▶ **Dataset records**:
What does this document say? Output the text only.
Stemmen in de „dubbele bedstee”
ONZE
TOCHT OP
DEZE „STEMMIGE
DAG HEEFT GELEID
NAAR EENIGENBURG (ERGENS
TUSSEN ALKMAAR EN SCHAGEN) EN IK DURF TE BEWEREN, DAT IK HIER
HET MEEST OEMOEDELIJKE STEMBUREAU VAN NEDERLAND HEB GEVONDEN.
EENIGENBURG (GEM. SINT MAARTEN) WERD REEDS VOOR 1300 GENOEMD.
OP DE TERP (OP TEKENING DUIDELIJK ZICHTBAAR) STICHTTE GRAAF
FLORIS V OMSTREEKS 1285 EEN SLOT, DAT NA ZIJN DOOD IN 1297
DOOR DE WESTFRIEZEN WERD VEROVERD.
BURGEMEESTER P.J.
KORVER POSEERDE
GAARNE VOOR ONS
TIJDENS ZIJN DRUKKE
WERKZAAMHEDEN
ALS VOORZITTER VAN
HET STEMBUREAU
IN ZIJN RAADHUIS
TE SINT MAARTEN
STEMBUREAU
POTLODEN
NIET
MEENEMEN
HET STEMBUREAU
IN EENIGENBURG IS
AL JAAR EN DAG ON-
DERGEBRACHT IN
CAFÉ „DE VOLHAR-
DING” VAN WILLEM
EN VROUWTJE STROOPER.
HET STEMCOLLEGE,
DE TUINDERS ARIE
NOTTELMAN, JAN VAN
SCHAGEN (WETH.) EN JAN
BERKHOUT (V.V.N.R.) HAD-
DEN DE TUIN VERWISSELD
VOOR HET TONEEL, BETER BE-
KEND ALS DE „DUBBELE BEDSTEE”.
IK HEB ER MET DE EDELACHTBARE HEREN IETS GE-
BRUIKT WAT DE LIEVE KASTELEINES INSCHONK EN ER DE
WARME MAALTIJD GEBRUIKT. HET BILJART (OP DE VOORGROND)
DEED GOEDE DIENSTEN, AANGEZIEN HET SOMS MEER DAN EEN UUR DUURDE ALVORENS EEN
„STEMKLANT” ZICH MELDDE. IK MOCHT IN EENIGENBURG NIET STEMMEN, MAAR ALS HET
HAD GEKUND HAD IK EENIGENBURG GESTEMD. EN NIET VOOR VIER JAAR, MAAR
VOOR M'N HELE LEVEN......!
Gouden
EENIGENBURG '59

▶ **TASK DETAILS**:
Your task is to gather every line with the word "JAAR" and copy it.

▶ **OUTPUT OF THE EXERCISE**:
AL JAAR EN DAG ON-
HAD GEKUND HAD IK EENIGENBURG GESTEMD. EN NIET VOOR VIER JAAR, MAAR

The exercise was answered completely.